— Begin Input for this task —
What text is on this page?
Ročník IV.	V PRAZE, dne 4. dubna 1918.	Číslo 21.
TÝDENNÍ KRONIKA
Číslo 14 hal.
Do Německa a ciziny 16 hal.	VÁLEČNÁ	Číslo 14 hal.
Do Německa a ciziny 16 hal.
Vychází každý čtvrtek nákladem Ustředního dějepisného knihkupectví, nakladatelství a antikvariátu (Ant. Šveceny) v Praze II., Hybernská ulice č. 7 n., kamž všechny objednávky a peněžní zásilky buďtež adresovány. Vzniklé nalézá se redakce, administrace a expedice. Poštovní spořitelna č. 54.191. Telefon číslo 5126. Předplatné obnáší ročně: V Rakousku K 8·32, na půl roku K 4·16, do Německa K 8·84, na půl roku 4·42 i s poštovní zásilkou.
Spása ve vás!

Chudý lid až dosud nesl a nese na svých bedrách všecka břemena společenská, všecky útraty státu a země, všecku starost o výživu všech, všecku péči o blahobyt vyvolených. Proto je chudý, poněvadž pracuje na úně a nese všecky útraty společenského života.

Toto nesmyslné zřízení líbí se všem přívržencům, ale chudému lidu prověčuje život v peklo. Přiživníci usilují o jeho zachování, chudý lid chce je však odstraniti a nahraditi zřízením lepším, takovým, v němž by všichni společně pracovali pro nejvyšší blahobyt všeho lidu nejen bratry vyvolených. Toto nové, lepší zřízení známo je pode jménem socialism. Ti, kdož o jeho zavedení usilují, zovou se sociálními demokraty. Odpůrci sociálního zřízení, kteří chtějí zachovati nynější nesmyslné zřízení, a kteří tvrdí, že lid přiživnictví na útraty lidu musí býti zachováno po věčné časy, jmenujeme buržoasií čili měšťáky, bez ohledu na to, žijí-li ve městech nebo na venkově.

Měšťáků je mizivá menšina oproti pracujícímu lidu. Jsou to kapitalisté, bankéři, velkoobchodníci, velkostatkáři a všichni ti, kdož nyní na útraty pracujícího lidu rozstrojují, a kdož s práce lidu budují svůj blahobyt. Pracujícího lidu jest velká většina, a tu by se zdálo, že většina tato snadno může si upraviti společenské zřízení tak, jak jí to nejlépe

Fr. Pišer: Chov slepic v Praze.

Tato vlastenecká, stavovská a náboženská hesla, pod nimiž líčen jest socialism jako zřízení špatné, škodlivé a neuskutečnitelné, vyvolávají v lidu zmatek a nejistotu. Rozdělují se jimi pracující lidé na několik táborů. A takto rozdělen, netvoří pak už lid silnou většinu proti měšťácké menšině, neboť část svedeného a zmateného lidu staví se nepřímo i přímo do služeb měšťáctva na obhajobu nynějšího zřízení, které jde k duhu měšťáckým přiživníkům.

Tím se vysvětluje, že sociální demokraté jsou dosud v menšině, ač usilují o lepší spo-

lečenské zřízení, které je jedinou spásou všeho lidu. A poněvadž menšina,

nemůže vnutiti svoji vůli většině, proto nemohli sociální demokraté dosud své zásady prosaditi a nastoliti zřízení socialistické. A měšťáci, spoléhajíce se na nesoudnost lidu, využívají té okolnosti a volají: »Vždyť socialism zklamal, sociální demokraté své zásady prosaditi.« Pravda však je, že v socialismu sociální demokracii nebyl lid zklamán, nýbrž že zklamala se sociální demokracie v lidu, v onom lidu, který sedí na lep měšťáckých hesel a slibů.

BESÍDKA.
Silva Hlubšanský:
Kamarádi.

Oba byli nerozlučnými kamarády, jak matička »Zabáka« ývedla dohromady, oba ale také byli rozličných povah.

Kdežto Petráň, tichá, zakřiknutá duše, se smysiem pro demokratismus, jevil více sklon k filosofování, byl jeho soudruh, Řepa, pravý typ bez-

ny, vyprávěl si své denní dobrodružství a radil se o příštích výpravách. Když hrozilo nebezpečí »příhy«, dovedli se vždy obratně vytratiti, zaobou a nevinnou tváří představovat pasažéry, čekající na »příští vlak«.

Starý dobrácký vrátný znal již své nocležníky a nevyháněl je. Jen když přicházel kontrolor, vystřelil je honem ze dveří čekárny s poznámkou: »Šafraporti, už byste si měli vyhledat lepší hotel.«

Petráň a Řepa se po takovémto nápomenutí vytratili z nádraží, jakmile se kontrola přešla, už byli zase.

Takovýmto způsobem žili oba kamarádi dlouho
— End Input for this task —
Track down every line of the material containing the string "usilují", and copy it.

Toto nesmyslné zřízení líbí se všem přívržencům, ale chudému lidu prověčuje život v peklo. Přiživníci usilují o jeho zachování, chudý lid chce je však odstraniti a nahraditi zřízením lepším, takovým, v němž by všichni společně pracovali pro nejvyšší blahobyt všeho lidu nejen bratry vyvolených. Toto nové, lepší zřízení známo je pode jménem socialism. Ti, kdož o jeho zavedení usilují, zovou se sociálními demokraty. Odpůrci sociálního zřízení, kteří chtějí zachovati nynější nesmyslné zřízení, a kteří tvrdí, že lid přiživnictví na útraty lidu musí býti zachováno po věčné časy, jmenujeme buržoasií čili měšťáky, bez ohledu na to, žijí-li ve městech nebo na venkově.
Tím se vysvětluje, že sociální demokraté jsou dosud v menšině, ač usilují o lepší spo-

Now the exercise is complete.